● RECORDS SHOWN
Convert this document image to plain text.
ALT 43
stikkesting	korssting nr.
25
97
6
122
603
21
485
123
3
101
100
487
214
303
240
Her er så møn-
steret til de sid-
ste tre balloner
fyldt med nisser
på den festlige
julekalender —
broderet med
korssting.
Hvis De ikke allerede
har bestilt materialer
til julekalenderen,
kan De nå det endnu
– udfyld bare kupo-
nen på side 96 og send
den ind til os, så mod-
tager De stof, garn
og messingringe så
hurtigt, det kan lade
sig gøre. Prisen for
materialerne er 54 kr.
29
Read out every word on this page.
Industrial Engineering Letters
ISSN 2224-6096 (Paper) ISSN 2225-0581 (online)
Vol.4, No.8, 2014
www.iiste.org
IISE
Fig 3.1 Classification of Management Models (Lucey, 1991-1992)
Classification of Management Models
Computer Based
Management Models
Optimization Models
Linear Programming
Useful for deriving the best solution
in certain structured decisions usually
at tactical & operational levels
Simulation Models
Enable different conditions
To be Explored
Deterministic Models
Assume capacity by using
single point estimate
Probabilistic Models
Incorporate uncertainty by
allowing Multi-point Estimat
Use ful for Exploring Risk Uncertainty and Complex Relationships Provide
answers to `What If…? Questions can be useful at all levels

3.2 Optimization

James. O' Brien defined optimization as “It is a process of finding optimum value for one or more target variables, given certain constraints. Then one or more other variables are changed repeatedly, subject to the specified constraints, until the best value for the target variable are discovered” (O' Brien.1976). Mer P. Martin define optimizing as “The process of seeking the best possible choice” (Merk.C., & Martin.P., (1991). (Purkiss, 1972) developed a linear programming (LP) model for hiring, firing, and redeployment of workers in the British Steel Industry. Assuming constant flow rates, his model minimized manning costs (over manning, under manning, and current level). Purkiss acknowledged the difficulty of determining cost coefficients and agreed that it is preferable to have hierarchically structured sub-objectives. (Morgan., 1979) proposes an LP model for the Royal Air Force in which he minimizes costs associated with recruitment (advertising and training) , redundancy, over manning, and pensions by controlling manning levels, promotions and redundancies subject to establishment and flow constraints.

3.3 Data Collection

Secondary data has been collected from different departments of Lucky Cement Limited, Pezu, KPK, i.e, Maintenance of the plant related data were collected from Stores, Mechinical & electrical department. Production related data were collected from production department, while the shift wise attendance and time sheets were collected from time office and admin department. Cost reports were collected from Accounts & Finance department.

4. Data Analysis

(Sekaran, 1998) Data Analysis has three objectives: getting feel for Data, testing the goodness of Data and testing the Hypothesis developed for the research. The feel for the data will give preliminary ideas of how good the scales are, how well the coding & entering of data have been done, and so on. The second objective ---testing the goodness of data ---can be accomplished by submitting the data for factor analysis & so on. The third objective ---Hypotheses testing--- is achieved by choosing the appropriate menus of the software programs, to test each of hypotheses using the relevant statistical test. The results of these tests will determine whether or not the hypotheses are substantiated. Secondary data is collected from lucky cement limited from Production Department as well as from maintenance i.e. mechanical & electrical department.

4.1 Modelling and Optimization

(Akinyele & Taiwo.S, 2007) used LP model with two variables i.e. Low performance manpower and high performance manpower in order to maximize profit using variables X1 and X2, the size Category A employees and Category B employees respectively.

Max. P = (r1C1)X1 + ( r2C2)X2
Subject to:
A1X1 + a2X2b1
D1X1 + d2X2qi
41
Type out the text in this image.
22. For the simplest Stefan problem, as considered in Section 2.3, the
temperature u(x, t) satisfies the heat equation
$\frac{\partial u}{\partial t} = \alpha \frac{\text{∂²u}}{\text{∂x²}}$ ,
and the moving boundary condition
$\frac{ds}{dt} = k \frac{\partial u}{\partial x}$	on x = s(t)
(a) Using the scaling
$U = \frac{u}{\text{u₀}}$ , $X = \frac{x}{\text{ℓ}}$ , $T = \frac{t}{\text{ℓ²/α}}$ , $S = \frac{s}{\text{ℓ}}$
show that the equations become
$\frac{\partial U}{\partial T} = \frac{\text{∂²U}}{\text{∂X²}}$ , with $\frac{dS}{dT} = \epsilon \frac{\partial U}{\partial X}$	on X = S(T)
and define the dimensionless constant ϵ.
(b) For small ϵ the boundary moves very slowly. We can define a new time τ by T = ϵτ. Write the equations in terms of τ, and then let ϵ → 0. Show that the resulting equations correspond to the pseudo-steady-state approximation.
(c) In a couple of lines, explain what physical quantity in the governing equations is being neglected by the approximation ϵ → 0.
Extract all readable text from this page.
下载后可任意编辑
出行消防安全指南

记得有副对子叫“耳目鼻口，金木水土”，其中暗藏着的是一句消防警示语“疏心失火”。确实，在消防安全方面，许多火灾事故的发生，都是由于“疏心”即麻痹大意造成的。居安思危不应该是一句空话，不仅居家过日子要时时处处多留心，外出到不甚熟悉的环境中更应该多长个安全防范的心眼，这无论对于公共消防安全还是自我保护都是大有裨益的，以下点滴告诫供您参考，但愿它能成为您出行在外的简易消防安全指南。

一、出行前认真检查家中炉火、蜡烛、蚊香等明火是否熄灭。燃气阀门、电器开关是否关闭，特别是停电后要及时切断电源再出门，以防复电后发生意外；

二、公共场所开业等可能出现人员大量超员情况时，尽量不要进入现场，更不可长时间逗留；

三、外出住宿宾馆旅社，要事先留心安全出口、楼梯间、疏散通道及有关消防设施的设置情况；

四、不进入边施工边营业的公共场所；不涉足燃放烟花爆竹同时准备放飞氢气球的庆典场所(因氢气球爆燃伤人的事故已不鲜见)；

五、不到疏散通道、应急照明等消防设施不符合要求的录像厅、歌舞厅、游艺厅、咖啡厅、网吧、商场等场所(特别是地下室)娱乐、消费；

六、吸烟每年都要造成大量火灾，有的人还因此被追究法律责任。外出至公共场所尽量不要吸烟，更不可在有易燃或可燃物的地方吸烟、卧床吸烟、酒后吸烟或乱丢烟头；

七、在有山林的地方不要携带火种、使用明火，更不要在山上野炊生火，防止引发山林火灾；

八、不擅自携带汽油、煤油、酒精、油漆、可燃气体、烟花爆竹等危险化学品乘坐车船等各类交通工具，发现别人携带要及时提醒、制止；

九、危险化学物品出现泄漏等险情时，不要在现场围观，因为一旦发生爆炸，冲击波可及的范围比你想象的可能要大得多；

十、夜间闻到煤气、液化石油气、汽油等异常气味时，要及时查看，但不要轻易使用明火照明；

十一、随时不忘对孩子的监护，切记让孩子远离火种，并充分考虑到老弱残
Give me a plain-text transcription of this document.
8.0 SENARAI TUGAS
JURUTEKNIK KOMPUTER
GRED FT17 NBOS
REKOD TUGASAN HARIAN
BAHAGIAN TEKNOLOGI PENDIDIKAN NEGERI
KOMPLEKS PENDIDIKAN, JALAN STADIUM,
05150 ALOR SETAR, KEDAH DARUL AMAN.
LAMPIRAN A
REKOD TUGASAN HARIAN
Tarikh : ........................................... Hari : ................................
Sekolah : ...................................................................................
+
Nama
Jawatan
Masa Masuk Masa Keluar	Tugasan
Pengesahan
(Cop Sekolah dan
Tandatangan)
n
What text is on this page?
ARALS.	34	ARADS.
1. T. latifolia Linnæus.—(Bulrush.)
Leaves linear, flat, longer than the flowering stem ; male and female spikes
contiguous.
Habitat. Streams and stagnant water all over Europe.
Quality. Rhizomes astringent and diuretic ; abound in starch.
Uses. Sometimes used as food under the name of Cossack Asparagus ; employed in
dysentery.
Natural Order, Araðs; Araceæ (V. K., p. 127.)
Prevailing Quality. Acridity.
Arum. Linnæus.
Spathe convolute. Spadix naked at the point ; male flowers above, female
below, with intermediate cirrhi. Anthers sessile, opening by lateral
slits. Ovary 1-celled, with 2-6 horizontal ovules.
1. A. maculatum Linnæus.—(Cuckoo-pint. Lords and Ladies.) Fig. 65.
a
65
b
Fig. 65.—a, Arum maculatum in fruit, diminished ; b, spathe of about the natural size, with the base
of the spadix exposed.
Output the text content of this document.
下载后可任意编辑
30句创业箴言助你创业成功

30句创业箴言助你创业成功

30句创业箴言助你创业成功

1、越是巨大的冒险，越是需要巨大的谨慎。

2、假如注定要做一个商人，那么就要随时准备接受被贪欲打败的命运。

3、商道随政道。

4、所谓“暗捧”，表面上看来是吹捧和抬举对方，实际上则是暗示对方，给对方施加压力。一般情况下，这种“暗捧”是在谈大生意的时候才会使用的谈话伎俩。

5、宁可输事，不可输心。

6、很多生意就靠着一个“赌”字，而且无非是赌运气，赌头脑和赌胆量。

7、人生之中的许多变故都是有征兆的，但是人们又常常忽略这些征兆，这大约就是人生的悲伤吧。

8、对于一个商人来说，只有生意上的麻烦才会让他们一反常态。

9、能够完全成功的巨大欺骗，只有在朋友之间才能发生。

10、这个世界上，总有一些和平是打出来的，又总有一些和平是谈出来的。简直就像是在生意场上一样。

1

● GIVEN INSTRUCTION
Check each line of the records for the word "image" and extract those that contain it.

● WRITTEN RESPONSE
Convert this document image to plain text.
Type out the text in this image.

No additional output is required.